Task requirements: Reproduce the lines below, renaming every "carousel-dot" to "slider-dot" and leaving everything else untouched.

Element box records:
+ + +

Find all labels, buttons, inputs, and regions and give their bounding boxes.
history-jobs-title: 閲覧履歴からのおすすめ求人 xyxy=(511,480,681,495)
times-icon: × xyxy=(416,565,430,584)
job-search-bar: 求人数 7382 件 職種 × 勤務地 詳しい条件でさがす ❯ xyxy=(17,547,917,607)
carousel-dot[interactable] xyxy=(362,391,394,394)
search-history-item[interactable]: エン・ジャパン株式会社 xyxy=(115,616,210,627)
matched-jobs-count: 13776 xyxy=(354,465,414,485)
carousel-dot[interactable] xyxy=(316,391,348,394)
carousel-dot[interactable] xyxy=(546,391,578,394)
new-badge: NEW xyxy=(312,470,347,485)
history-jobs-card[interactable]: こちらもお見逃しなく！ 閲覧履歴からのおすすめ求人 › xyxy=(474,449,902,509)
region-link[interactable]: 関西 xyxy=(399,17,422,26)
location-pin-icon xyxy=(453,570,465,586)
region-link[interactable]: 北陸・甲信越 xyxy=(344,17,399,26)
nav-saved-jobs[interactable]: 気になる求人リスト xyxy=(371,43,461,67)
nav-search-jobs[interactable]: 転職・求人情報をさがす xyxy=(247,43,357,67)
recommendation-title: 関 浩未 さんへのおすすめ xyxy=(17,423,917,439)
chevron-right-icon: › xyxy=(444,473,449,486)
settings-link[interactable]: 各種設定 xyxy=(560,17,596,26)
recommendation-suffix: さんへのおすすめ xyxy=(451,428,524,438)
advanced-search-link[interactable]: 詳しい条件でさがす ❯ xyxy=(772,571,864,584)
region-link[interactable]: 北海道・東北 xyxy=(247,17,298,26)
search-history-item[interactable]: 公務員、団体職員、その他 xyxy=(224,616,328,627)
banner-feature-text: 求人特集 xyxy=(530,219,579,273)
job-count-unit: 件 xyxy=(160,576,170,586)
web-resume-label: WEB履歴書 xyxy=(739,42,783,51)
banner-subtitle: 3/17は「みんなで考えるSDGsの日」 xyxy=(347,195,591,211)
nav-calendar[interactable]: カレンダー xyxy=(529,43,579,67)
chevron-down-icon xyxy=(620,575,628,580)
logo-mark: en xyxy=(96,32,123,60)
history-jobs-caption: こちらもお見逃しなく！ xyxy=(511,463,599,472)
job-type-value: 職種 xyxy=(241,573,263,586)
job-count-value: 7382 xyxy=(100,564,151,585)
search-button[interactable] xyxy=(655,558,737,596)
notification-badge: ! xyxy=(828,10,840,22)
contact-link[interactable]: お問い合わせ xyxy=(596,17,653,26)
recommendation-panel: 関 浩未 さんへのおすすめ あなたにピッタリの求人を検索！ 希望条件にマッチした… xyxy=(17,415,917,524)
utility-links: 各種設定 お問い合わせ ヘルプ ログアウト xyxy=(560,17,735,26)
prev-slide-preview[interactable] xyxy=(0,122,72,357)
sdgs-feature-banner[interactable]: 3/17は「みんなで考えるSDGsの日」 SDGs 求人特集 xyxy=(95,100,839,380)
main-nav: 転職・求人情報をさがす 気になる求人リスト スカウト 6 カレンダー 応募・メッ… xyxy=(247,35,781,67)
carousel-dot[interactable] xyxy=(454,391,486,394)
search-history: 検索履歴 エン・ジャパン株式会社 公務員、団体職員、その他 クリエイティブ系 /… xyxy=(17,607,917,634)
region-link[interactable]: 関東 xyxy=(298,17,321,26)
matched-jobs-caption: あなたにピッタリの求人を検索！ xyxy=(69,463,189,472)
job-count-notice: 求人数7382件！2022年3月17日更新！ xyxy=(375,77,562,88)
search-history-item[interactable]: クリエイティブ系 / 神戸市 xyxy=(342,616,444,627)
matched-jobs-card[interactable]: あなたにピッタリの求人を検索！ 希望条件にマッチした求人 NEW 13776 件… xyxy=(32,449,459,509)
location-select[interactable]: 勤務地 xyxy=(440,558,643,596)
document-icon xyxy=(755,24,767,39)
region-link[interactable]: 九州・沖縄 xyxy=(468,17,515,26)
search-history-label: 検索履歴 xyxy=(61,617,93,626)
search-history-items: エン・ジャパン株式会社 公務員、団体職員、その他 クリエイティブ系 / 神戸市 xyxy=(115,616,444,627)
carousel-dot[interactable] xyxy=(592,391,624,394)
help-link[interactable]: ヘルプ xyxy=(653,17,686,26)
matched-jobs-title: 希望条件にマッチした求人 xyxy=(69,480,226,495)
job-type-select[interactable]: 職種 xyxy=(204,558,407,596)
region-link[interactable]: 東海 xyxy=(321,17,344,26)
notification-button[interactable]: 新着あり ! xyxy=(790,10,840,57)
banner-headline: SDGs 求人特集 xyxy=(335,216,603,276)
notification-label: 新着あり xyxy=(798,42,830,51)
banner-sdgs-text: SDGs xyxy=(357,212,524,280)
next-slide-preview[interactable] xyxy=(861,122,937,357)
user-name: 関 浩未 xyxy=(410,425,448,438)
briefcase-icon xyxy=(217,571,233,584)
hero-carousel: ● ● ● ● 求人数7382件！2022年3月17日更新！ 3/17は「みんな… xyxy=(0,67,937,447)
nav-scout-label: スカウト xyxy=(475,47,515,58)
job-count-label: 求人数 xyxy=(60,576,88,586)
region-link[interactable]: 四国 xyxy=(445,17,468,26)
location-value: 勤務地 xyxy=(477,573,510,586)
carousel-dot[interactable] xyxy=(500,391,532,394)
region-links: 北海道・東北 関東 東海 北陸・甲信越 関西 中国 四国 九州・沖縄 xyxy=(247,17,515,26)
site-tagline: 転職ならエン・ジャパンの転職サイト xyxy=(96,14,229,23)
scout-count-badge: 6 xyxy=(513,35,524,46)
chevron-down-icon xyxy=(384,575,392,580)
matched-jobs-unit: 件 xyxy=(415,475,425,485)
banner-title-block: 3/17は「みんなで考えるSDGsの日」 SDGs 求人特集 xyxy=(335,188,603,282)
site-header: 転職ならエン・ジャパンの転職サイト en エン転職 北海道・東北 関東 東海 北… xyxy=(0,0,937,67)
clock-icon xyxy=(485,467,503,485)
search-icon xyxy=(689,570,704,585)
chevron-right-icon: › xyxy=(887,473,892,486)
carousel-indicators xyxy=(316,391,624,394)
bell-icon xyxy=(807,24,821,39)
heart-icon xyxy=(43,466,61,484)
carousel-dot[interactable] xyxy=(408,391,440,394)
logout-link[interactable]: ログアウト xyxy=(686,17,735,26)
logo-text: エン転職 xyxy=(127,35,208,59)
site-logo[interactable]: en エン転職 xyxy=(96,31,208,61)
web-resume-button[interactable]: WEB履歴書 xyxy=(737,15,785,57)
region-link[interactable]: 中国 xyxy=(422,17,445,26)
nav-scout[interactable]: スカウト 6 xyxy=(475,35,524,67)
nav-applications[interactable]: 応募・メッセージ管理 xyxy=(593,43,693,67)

+ + +

Task result:
Find all labels, buttons, inputs, and regions and give their bounding boxes.
history-jobs-title: 閲覧履歴からのおすすめ求人 xyxy=(511,480,681,495)
times-icon: × xyxy=(416,565,430,584)
job-search-bar: 求人数 7382 件 職種 × 勤務地 詳しい条件でさがす ❯ xyxy=(17,547,917,607)
slider-dot[interactable] xyxy=(362,391,394,394)
search-history-item[interactable]: エン・ジャパン株式会社 xyxy=(115,616,210,627)
matched-jobs-count: 13776 xyxy=(354,465,414,485)
slider-dot[interactable] xyxy=(316,391,348,394)
slider-dot[interactable] xyxy=(546,391,578,394)
new-badge: NEW xyxy=(312,470,347,485)
history-jobs-card[interactable]: こちらもお見逃しなく！ 閲覧履歴からのおすすめ求人 › xyxy=(474,449,902,509)
region-link[interactable]: 関西 xyxy=(399,17,422,26)
location-pin-icon xyxy=(453,570,465,586)
region-link[interactable]: 北陸・甲信越 xyxy=(344,17,399,26)
nav-saved-jobs[interactable]: 気になる求人リスト xyxy=(371,43,461,67)
nav-search-jobs[interactable]: 転職・求人情報をさがす xyxy=(247,43,357,67)
recommendation-title: 関 浩未 さんへのおすすめ xyxy=(17,423,917,439)
chevron-right-icon: › xyxy=(444,473,449,486)
settings-link[interactable]: 各種設定 xyxy=(560,17,596,26)
recommendation-suffix: さんへのおすすめ xyxy=(451,428,524,438)
advanced-search-link[interactable]: 詳しい条件でさがす ❯ xyxy=(772,571,864,584)
region-link[interactable]: 北海道・東北 xyxy=(247,17,298,26)
search-history-item[interactable]: 公務員、団体職員、その他 xyxy=(224,616,328,627)
banner-feature-text: 求人特集 xyxy=(530,219,579,273)
job-count-unit: 件 xyxy=(160,576,170,586)
web-resume-label: WEB履歴書 xyxy=(739,42,783,51)
banner-subtitle: 3/17は「みんなで考えるSDGsの日」 xyxy=(347,195,591,211)
nav-calendar[interactable]: カレンダー xyxy=(529,43,579,67)
chevron-down-icon xyxy=(620,575,628,580)
logo-mark: en xyxy=(96,32,123,60)
history-jobs-caption: こちらもお見逃しなく！ xyxy=(511,463,599,472)
job-type-value: 職種 xyxy=(241,573,263,586)
job-count-value: 7382 xyxy=(100,564,151,585)
search-button[interactable] xyxy=(655,558,737,596)
notification-badge: ! xyxy=(828,10,840,22)
contact-link[interactable]: お問い合わせ xyxy=(596,17,653,26)
recommendation-panel: 関 浩未 さんへのおすすめ あなたにピッタリの求人を検索！ 希望条件にマッチした… xyxy=(17,415,917,524)
utility-links: 各種設定 お問い合わせ ヘルプ ログアウト xyxy=(560,17,735,26)
prev-slide-preview[interactable] xyxy=(0,122,72,357)
sdgs-feature-banner[interactable]: 3/17は「みんなで考えるSDGsの日」 SDGs 求人特集 xyxy=(95,100,839,380)
main-nav: 転職・求人情報をさがす 気になる求人リスト スカウト 6 カレンダー 応募・メッ… xyxy=(247,35,781,67)
slider-dot[interactable] xyxy=(454,391,486,394)
search-history: 検索履歴 エン・ジャパン株式会社 公務員、団体職員、その他 クリエイティブ系 /… xyxy=(17,607,917,634)
region-link[interactable]: 関東 xyxy=(298,17,321,26)
matched-jobs-caption: あなたにピッタリの求人を検索！ xyxy=(69,463,189,472)
job-count-notice: 求人数7382件！2022年3月17日更新！ xyxy=(375,77,562,88)
search-history-item[interactable]: クリエイティブ系 / 神戸市 xyxy=(342,616,444,627)
matched-jobs-card[interactable]: あなたにピッタリの求人を検索！ 希望条件にマッチした求人 NEW 13776 件… xyxy=(32,449,459,509)
location-select[interactable]: 勤務地 xyxy=(440,558,643,596)
document-icon xyxy=(755,24,767,39)
region-link[interactable]: 九州・沖縄 xyxy=(468,17,515,26)
search-history-label: 検索履歴 xyxy=(61,617,93,626)
search-history-items: エン・ジャパン株式会社 公務員、団体職員、その他 クリエイティブ系 / 神戸市 xyxy=(115,616,444,627)
slider-dot[interactable] xyxy=(592,391,624,394)
help-link[interactable]: ヘルプ xyxy=(653,17,686,26)
matched-jobs-title: 希望条件にマッチした求人 xyxy=(69,480,226,495)
job-type-select[interactable]: 職種 xyxy=(204,558,407,596)
region-link[interactable]: 東海 xyxy=(321,17,344,26)
notification-button[interactable]: 新着あり ! xyxy=(790,10,840,57)
banner-headline: SDGs 求人特集 xyxy=(335,216,603,276)
notification-label: 新着あり xyxy=(798,42,830,51)
banner-sdgs-text: SDGs xyxy=(357,212,524,280)
next-slide-preview[interactable] xyxy=(861,122,937,357)
user-name: 関 浩未 xyxy=(410,425,448,438)
briefcase-icon xyxy=(217,571,233,584)
hero-carousel: ● ● ● ● 求人数7382件！2022年3月17日更新！ 3/17は「みんな… xyxy=(0,67,937,447)
nav-scout-label: スカウト xyxy=(475,47,515,58)
job-count-label: 求人数 xyxy=(60,576,88,586)
region-link[interactable]: 四国 xyxy=(445,17,468,26)
location-value: 勤務地 xyxy=(477,573,510,586)
slider-dot[interactable] xyxy=(500,391,532,394)
region-links: 北海道・東北 関東 東海 北陸・甲信越 関西 中国 四国 九州・沖縄 xyxy=(247,17,515,26)
site-tagline: 転職ならエン・ジャパンの転職サイト xyxy=(96,14,229,23)
scout-count-badge: 6 xyxy=(513,35,524,46)
chevron-down-icon xyxy=(384,575,392,580)
matched-jobs-unit: 件 xyxy=(415,475,425,485)
banner-title-block: 3/17は「みんなで考えるSDGsの日」 SDGs 求人特集 xyxy=(335,188,603,282)
site-header: 転職ならエン・ジャパンの転職サイト en エン転職 北海道・東北 関東 東海 北… xyxy=(0,0,937,67)
clock-icon xyxy=(485,467,503,485)
search-icon xyxy=(689,570,704,585)
chevron-right-icon: › xyxy=(887,473,892,486)
carousel-indicators xyxy=(316,391,624,394)
bell-icon xyxy=(807,24,821,39)
heart-icon xyxy=(43,466,61,484)
slider-dot[interactable] xyxy=(408,391,440,394)
logout-link[interactable]: ログアウト xyxy=(686,17,735,26)
logo-text: エン転職 xyxy=(127,35,208,59)
site-logo[interactable]: en エン転職 xyxy=(96,31,208,61)
web-resume-button[interactable]: WEB履歴書 xyxy=(737,15,785,57)
region-link[interactable]: 中国 xyxy=(422,17,445,26)
nav-scout[interactable]: スカウト 6 xyxy=(475,35,524,67)
nav-applications[interactable]: 応募・メッセージ管理 xyxy=(593,43,693,67)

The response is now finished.